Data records
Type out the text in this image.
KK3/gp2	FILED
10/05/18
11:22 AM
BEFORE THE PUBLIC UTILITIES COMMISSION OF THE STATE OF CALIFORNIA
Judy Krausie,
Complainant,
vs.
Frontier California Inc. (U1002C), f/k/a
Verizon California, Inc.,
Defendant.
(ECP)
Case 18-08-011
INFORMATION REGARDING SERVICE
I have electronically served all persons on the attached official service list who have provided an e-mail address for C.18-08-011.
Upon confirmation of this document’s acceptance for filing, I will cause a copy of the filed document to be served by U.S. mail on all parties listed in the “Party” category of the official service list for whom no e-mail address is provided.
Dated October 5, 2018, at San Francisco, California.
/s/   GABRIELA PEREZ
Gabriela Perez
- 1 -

#### STATED EXERCISE
All of the entries need to be reproduced exactly; please write them out.

#### TASK ANSWER
Type out the text in this image.
KK3/gp2	FILED
10/05/18
11:22 AM
BEFORE THE PUBLIC UTILITIES COMMISSION OF THE STATE OF CALIFORNIA
Judy Krausie,
Complainant,
vs.
Frontier California Inc. (U1002C), f/k/a
Verizon California, Inc.,
Defendant.
(ECP)
Case 18-08-011
INFORMATION REGARDING SERVICE
I have electronically served all persons on the attached official service list who have provided an e-mail address for C.18-08-011.
Upon confirmation of this document’s acceptance for filing, I will cause a copy of the filed document to be served by U.S. mail on all parties listed in the “Party” category of the official service list for whom no e-mail address is provided.
Dated October 5, 2018, at San Francisco, California.
/s/   GABRIELA PEREZ
Gabriela Perez
- 1 -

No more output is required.